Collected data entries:
=====
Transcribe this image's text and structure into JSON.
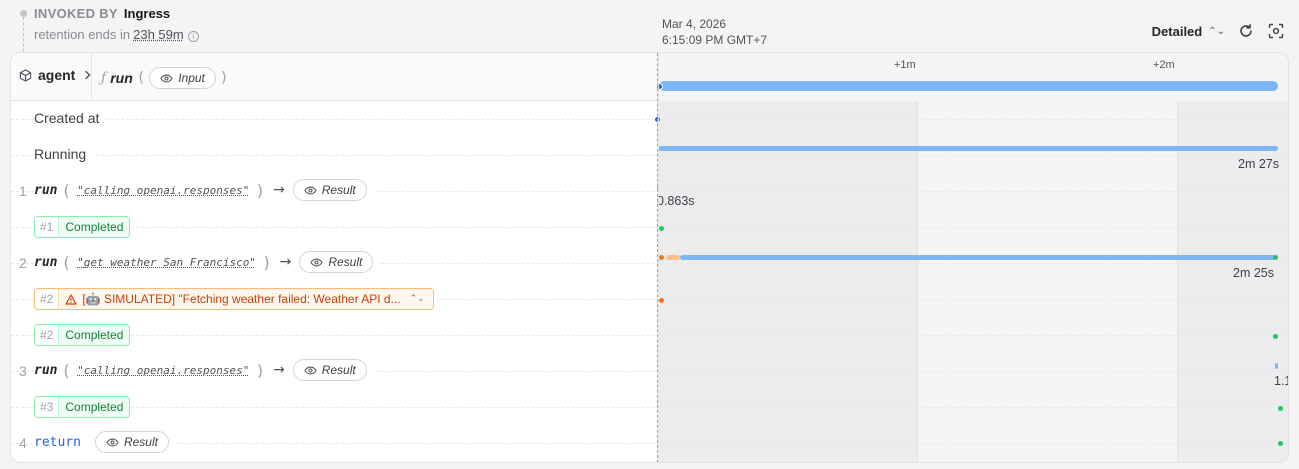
{
  "invoked": {
    "label": "INVOKED BY",
    "value": "Ingress"
  },
  "retention": {
    "label": "retention ends in",
    "value": "23h 59m"
  },
  "timestamp": {
    "date": "Mar 4, 2026",
    "time": "6:15:09 PM GMT+7"
  },
  "toolbar": {
    "view_mode": "Detailed",
    "icons": [
      "chevron-updown-icon",
      "refresh-icon",
      "focus-icon"
    ]
  },
  "header": {
    "service": "agent",
    "handler": "run",
    "input_label": "Input",
    "ticks": [
      "+1m",
      "+2m"
    ]
  },
  "rows": {
    "created_at": "Created at",
    "running": "Running",
    "running_duration": "2m 27s"
  },
  "steps": [
    {
      "num": "1",
      "kw": "run",
      "arg": "\"calling openai.responses\"",
      "result_label": "Result",
      "duration": "0.863s",
      "attempt": "#1",
      "status": "Completed"
    },
    {
      "num": "2",
      "kw": "run",
      "arg": "\"get weather San Francisco\"",
      "result_label": "Result",
      "duration": "2m 25s",
      "error_attempt": "#2",
      "error_text": "[🤖 SIMULATED] \"Fetching weather failed: Weather API d...",
      "attempt": "#2",
      "status": "Completed"
    },
    {
      "num": "3",
      "kw": "run",
      "arg": "\"calling openai.responses\"",
      "result_label": "Result",
      "duration": "1.1",
      "attempt": "#3",
      "status": "Completed"
    },
    {
      "num": "4",
      "kw": "return",
      "result_label": "Result"
    }
  ],
  "colors": {
    "bar": "#7db7f5",
    "ok": "#22c55e",
    "err": "#f97316",
    "accent": "#2563eb"
  }
}
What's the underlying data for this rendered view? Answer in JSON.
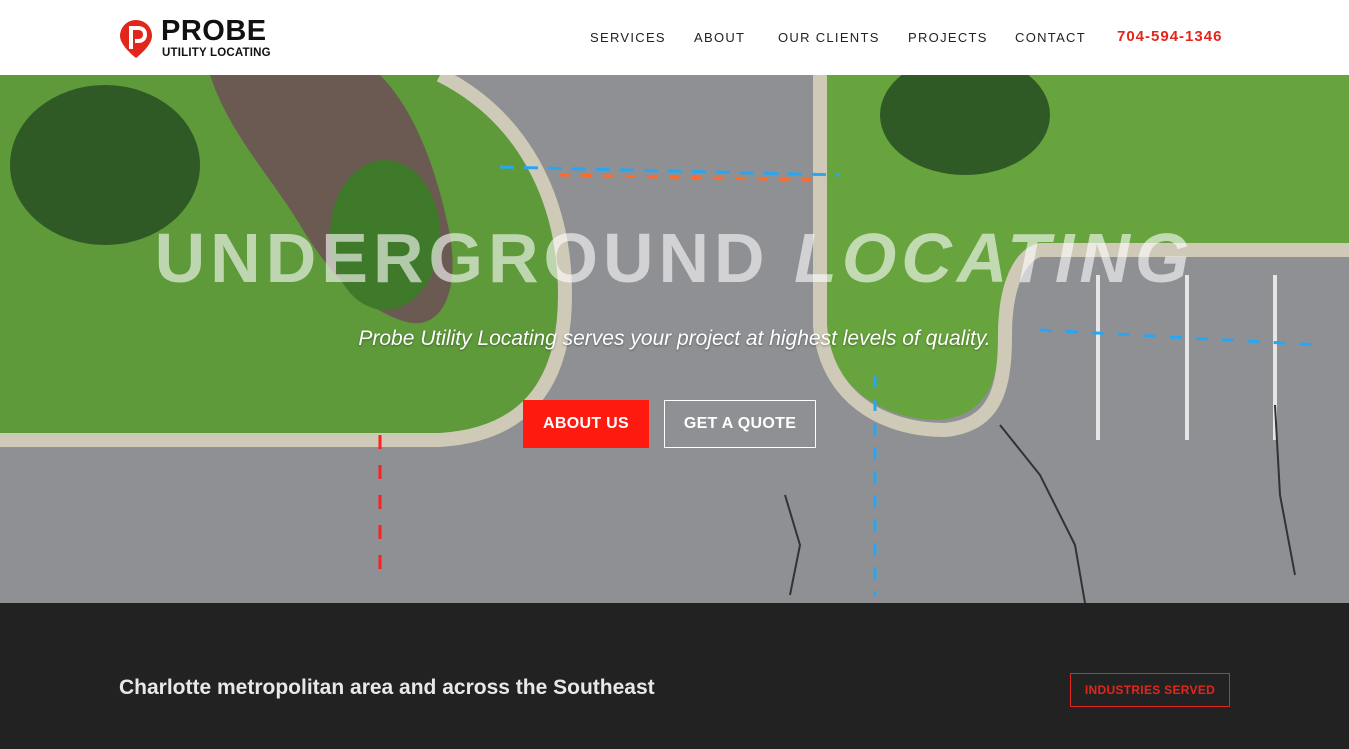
=====
» EXERCISE DESCRIPTION
Write out all the entries exactly, except for the pictures.

» OUTPUT OF THE EXERCISE
Transcribe this image's text and structure into JSON.
{
  "invoked": {
    "label": "INVOKED BY",
    "value": "Ingress"
  },
  "retention": {
    "label": "retention ends in",
    "value": "23h 59m"
  },
  "timestamp": {
    "date": "Mar 4, 2026",
    "time": "6:15:09 PM GMT+7"
  },
  "toolbar": {
    "view_mode": "Detailed",
    "icons": [
      "chevron-updown-icon",
      "refresh-icon",
      "focus-icon"
    ]
  },
  "header": {
    "service": "agent",
    "handler": "run",
    "input_label": "Input",
    "ticks": [
      "+1m",
      "+2m"
    ]
  },
  "rows": {
    "created_at": "Created at",
    "running": "Running",
    "running_duration": "2m 27s"
  },
  "steps": [
    {
      "num": "1",
      "kw": "run",
      "arg": "\"calling openai.responses\"",
      "result_label": "Result",
      "duration": "0.863s",
      "attempt": "#1",
      "status": "Completed"
    },
    {
      "num": "2",
      "kw": "run",
      "arg": "\"get weather San Francisco\"",
      "result_label": "Result",
      "duration": "2m 25s",
      "error_attempt": "#2",
      "error_text": "[🤖 SIMULATED] \"Fetching weather failed: Weather API d...",
      "attempt": "#2",
      "status": "Completed"
    },
    {
      "num": "3",
      "kw": "run",
      "arg": "\"calling openai.responses\"",
      "result_label": "Result",
      "duration": "1.1",
      "attempt": "#3",
      "status": "Completed"
    },
    {
      "num": "4",
      "kw": "return",
      "result_label": "Result"
    }
  ],
  "colors": {
    "bar": "#7db7f5",
    "ok": "#22c55e",
    "err": "#f97316",
    "accent": "#2563eb"
  }
}
What's the underlying data for this rendered view? Answer in JSON.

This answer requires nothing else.